◆ Set exercise
Make an exact copy of the listing below.
[start Dataset records]
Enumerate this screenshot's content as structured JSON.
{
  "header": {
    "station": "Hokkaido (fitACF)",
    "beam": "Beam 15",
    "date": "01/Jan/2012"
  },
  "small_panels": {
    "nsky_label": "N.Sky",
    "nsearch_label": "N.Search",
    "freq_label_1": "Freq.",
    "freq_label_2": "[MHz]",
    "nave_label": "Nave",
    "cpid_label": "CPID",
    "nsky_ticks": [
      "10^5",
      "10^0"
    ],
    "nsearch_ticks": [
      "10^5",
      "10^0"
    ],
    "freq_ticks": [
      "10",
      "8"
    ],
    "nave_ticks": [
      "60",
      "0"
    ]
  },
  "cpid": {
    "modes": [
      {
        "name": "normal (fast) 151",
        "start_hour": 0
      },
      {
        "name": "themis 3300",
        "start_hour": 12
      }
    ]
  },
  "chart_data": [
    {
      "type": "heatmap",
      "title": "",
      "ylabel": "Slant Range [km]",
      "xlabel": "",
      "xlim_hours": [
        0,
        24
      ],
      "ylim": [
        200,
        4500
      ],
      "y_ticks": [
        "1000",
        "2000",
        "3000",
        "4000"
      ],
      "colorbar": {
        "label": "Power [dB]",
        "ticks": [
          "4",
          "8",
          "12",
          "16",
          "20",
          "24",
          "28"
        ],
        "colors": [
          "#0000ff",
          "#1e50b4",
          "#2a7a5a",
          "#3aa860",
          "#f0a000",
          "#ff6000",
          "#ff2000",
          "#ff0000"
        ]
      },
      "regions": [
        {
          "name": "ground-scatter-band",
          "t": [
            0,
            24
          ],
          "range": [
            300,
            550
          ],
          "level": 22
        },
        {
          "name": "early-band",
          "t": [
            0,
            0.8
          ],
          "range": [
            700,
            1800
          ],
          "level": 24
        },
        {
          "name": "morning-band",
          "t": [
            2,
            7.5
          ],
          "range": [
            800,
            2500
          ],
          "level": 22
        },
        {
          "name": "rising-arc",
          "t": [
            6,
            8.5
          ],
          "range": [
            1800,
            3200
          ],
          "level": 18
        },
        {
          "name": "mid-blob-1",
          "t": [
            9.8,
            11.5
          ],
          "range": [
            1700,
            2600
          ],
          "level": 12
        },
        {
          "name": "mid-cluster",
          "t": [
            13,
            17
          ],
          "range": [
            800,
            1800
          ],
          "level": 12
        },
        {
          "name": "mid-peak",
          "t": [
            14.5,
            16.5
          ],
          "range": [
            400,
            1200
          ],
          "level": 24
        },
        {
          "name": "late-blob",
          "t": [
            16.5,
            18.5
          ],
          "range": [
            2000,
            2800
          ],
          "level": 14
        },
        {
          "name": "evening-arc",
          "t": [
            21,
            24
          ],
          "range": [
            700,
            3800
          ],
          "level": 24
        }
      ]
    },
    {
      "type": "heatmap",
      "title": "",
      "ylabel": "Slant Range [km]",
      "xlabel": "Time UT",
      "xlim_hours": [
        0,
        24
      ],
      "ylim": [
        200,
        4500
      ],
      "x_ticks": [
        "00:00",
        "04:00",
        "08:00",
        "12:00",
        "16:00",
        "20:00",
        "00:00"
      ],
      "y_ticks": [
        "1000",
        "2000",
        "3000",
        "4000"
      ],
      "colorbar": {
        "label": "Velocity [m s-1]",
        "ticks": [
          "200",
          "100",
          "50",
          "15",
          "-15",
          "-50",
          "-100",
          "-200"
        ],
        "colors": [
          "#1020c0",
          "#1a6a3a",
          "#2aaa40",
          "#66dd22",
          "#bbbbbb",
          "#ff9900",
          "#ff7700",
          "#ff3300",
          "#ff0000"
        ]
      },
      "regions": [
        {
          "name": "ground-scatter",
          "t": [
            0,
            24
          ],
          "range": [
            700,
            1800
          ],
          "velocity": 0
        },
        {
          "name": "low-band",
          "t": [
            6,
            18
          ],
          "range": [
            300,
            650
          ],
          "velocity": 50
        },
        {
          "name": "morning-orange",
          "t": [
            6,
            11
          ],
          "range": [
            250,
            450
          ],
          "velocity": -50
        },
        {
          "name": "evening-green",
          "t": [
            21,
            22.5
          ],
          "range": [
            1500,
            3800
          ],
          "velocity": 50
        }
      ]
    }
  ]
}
[end Dataset records]
◆ Exercise answer
Enumerate this screenshot's content as structured JSON.
{
  "header": {
    "station": "Hokkaido (fitACF)",
    "beam": "Beam 15",
    "date": "01/Jan/2012"
  },
  "small_panels": {
    "nsky_label": "N.Sky",
    "nsearch_label": "N.Search",
    "freq_label_1": "Freq.",
    "freq_label_2": "[MHz]",
    "nave_label": "Nave",
    "cpid_label": "CPID",
    "nsky_ticks": [
      "10^5",
      "10^0"
    ],
    "nsearch_ticks": [
      "10^5",
      "10^0"
    ],
    "freq_ticks": [
      "10",
      "8"
    ],
    "nave_ticks": [
      "60",
      "0"
    ]
  },
  "cpid": {
    "modes": [
      {
        "name": "normal (fast) 151",
        "start_hour": 0
      },
      {
        "name": "themis 3300",
        "start_hour": 12
      }
    ]
  },
  "chart_data": [
    {
      "type": "heatmap",
      "title": "",
      "ylabel": "Slant Range [km]",
      "xlabel": "",
      "xlim_hours": [
        0,
        24
      ],
      "ylim": [
        200,
        4500
      ],
      "y_ticks": [
        "1000",
        "2000",
        "3000",
        "4000"
      ],
      "colorbar": {
        "label": "Power [dB]",
        "ticks": [
          "4",
          "8",
          "12",
          "16",
          "20",
          "24",
          "28"
        ],
        "colors": [
          "#0000ff",
          "#1e50b4",
          "#2a7a5a",
          "#3aa860",
          "#f0a000",
          "#ff6000",
          "#ff2000",
          "#ff0000"
        ]
      },
      "regions": [
        {
          "name": "ground-scatter-band",
          "t": [
            0,
            24
          ],
          "range": [
            300,
            550
          ],
          "level": 22
        },
        {
          "name": "early-band",
          "t": [
            0,
            0.8
          ],
          "range": [
            700,
            1800
          ],
          "level": 24
        },
        {
          "name": "morning-band",
          "t": [
            2,
            7.5
          ],
          "range": [
            800,
            2500
          ],
          "level": 22
        },
        {
          "name": "rising-arc",
          "t": [
            6,
            8.5
          ],
          "range": [
            1800,
            3200
          ],
          "level": 18
        },
        {
          "name": "mid-blob-1",
          "t": [
            9.8,
            11.5
          ],
          "range": [
            1700,
            2600
          ],
          "level": 12
        },
        {
          "name": "mid-cluster",
          "t": [
            13,
            17
          ],
          "range": [
            800,
            1800
          ],
          "level": 12
        },
        {
          "name": "mid-peak",
          "t": [
            14.5,
            16.5
          ],
          "range": [
            400,
            1200
          ],
          "level": 24
        },
        {
          "name": "late-blob",
          "t": [
            16.5,
            18.5
          ],
          "range": [
            2000,
            2800
          ],
          "level": 14
        },
        {
          "name": "evening-arc",
          "t": [
            21,
            24
          ],
          "range": [
            700,
            3800
          ],
          "level": 24
        }
      ]
    },
    {
      "type": "heatmap",
      "title": "",
      "ylabel": "Slant Range [km]",
      "xlabel": "Time UT",
      "xlim_hours": [
        0,
        24
      ],
      "ylim": [
        200,
        4500
      ],
      "x_ticks": [
        "00:00",
        "04:00",
        "08:00",
        "12:00",
        "16:00",
        "20:00",
        "00:00"
      ],
      "y_ticks": [
        "1000",
        "2000",
        "3000",
        "4000"
      ],
      "colorbar": {
        "label": "Velocity [m s-1]",
        "ticks": [
          "200",
          "100",
          "50",
          "15",
          "-15",
          "-50",
          "-100",
          "-200"
        ],
        "colors": [
          "#1020c0",
          "#1a6a3a",
          "#2aaa40",
          "#66dd22",
          "#bbbbbb",
          "#ff9900",
          "#ff7700",
          "#ff3300",
          "#ff0000"
        ]
      },
      "regions": [
        {
          "name": "ground-scatter",
          "t": [
            0,
            24
          ],
          "range": [
            700,
            1800
          ],
          "velocity": 0
        },
        {
          "name": "low-band",
          "t": [
            6,
            18
          ],
          "range": [
            300,
            650
          ],
          "velocity": 50
        },
        {
          "name": "morning-orange",
          "t": [
            6,
            11
          ],
          "range": [
            250,
            450
          ],
          "velocity": -50
        },
        {
          "name": "evening-green",
          "t": [
            21,
            22.5
          ],
          "range": [
            1500,
            3800
          ],
          "velocity": 50
        }
      ]
    }
  ]
}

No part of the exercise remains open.